Start of DATA IN THIS EXERCISE
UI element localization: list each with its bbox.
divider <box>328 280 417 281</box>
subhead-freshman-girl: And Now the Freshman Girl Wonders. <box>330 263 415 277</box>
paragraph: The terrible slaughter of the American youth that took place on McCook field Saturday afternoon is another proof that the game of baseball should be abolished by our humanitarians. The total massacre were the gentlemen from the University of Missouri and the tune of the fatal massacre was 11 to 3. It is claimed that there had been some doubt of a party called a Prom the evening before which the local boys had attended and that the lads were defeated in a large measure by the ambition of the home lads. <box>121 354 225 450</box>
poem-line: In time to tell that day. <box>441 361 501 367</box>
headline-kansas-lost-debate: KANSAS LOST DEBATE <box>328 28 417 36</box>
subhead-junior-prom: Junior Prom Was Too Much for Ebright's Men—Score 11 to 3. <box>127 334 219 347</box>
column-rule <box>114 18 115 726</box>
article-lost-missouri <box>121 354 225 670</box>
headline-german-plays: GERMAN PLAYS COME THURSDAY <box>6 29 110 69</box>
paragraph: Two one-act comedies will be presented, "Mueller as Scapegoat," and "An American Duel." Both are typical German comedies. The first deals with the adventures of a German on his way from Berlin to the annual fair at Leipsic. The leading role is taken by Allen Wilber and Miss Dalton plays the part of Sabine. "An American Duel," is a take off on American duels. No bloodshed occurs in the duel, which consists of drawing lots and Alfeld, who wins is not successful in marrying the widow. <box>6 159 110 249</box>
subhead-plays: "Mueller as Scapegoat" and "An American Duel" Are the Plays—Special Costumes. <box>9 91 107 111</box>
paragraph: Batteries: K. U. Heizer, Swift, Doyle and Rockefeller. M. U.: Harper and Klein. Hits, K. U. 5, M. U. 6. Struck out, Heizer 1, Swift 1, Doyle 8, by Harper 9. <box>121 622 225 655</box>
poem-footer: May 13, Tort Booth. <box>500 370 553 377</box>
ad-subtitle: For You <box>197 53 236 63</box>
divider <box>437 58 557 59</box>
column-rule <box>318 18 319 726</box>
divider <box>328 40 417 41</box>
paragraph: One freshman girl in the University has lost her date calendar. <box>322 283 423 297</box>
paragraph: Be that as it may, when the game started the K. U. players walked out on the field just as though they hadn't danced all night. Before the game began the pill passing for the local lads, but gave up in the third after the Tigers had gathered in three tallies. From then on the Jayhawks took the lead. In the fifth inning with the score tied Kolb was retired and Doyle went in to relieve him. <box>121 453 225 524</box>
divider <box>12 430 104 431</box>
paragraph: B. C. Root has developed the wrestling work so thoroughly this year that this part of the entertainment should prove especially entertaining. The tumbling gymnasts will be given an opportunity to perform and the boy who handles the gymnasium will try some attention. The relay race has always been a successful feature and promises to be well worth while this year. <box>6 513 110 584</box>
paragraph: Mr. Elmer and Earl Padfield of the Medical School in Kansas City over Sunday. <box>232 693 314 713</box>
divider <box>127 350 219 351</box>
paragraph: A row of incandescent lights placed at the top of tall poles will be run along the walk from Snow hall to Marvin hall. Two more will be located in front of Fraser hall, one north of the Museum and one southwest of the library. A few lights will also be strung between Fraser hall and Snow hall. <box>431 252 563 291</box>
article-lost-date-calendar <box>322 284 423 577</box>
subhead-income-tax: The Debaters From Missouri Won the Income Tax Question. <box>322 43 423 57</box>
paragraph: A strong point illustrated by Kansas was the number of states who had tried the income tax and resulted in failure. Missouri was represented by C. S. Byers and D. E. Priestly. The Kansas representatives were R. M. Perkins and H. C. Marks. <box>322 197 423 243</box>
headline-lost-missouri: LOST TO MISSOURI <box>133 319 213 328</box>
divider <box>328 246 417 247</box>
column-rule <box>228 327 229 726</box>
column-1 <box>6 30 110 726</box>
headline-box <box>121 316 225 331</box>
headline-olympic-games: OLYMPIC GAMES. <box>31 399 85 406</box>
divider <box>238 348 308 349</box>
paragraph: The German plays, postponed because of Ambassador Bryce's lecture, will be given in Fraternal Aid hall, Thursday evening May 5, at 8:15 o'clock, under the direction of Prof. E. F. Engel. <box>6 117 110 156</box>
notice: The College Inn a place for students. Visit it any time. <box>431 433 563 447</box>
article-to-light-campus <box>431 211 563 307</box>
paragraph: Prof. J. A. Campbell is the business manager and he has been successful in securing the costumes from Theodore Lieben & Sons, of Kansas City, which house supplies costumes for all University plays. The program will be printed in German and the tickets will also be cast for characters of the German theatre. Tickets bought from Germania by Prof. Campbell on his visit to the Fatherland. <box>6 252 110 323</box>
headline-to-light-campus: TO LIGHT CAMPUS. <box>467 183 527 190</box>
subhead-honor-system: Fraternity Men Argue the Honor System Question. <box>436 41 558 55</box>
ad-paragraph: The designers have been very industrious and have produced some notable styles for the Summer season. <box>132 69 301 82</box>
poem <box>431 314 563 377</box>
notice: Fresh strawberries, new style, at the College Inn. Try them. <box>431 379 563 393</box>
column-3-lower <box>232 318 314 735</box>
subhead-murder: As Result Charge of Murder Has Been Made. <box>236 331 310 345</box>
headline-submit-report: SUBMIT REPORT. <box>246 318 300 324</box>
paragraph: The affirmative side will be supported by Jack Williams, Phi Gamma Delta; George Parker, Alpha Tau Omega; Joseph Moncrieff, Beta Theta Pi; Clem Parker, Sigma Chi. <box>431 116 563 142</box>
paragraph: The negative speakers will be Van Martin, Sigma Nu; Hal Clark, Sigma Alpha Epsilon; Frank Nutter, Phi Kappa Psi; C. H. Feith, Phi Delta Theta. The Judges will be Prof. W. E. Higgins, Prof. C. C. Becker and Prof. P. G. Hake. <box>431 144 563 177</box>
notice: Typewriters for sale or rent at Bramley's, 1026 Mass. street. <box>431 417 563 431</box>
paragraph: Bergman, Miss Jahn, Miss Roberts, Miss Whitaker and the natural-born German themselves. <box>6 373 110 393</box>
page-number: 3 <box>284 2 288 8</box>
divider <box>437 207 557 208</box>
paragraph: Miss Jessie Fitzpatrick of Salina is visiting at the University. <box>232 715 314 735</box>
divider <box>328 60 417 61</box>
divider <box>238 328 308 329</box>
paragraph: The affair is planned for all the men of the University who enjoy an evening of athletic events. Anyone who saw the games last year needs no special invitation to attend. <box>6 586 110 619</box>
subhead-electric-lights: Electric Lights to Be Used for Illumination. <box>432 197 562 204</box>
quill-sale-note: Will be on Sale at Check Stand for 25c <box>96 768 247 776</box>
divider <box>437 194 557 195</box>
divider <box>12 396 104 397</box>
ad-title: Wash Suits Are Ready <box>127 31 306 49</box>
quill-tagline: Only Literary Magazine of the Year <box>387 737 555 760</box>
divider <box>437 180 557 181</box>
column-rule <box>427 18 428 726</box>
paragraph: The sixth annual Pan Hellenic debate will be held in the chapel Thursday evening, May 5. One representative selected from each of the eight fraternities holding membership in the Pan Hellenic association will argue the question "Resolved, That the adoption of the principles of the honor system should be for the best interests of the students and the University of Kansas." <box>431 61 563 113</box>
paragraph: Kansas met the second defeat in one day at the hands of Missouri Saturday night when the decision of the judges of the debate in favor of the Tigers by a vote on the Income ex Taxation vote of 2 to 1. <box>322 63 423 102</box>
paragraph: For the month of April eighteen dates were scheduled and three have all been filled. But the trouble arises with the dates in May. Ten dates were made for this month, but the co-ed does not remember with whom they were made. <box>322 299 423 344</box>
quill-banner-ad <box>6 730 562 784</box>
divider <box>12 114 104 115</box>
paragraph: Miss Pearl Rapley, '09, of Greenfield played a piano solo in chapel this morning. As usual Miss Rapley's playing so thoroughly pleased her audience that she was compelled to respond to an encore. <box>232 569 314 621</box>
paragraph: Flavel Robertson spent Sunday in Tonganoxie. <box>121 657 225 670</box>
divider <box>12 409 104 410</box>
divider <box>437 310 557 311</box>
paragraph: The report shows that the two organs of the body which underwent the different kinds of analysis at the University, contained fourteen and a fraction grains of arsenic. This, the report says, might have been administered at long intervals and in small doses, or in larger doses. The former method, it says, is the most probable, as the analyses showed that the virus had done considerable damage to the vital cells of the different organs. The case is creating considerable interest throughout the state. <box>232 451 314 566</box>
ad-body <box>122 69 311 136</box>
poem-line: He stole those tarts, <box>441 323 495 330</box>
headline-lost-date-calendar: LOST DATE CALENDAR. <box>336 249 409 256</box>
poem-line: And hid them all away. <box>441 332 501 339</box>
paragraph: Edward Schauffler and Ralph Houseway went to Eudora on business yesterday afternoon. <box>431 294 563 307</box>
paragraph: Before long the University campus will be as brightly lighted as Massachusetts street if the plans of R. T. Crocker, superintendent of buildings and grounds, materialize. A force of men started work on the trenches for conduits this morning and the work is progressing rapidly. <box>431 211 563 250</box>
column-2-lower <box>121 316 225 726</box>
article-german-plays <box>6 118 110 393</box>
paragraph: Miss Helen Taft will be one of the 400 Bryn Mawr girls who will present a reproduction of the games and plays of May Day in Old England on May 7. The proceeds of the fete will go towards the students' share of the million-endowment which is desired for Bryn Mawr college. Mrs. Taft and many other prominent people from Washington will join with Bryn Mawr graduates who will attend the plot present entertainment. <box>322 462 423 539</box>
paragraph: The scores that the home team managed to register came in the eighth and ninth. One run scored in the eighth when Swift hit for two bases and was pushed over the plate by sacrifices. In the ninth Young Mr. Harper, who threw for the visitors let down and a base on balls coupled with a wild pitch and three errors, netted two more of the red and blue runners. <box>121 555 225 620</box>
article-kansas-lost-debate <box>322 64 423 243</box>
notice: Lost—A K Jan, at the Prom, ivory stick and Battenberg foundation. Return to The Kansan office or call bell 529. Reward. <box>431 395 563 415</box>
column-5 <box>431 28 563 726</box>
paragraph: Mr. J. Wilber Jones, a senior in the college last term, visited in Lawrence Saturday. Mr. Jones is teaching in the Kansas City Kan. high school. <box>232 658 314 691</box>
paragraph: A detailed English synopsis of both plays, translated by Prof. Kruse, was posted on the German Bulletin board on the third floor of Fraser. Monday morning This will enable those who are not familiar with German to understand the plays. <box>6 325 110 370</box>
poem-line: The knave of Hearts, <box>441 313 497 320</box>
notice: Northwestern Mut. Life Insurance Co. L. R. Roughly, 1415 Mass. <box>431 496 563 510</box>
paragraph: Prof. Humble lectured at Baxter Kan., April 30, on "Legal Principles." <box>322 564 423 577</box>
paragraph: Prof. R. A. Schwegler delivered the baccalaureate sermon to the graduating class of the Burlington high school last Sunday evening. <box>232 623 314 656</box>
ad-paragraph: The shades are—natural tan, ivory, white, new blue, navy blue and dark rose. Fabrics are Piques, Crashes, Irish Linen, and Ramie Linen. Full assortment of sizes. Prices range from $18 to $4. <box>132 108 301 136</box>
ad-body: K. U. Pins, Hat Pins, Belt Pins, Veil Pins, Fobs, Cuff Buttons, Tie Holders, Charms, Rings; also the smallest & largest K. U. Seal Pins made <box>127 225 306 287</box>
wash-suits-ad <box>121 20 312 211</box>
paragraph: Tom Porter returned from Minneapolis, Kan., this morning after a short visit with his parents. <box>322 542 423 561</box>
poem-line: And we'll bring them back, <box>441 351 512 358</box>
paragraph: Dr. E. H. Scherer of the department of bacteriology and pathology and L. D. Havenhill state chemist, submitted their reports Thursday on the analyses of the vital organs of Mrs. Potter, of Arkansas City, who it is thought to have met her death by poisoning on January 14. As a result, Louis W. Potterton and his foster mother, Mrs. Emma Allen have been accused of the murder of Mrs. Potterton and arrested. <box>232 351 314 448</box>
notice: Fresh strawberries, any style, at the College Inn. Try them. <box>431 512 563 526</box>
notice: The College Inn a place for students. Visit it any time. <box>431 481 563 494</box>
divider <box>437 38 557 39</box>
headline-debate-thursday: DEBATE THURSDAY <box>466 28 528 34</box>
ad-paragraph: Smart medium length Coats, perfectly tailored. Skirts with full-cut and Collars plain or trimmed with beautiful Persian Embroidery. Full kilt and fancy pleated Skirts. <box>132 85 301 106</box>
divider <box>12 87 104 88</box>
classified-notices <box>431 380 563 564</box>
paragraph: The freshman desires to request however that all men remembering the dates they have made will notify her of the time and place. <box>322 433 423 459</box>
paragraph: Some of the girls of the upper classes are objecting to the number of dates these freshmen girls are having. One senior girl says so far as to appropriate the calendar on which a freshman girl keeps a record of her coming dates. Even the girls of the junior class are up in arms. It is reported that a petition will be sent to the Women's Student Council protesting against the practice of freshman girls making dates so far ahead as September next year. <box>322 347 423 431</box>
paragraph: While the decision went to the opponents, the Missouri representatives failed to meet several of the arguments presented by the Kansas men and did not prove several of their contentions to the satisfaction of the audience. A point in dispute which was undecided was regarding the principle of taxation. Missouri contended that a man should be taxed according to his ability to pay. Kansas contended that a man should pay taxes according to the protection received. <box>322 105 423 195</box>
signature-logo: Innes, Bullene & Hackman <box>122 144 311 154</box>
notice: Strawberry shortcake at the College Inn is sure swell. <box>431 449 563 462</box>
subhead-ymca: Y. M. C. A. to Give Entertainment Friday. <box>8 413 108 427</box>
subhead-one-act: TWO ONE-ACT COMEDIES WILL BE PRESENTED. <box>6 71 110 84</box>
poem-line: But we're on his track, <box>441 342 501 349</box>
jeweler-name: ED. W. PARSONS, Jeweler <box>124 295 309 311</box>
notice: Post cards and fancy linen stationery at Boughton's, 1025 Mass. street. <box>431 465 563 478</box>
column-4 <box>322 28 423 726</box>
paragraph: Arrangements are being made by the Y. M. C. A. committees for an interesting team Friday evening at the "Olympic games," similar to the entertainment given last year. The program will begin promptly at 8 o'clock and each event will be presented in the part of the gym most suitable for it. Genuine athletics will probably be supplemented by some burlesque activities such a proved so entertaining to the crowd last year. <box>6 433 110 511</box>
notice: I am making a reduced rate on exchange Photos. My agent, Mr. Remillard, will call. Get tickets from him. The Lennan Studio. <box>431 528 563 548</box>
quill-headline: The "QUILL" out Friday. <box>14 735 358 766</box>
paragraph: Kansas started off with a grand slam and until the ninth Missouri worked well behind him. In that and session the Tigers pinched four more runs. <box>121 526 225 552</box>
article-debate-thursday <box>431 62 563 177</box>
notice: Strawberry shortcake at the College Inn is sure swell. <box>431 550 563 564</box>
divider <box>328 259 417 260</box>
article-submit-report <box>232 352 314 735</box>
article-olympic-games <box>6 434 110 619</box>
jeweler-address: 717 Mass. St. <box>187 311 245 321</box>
End of DATA IN THIS EXERCISE
WHAT IS BEING ASKED.
Pull out all lines from the listing that contain the string "rule".

SOLUTION.
column-rule <box>114 18 115 726</box>
column-rule <box>318 18 319 726</box>
column-rule <box>228 327 229 726</box>
column-rule <box>427 18 428 726</box>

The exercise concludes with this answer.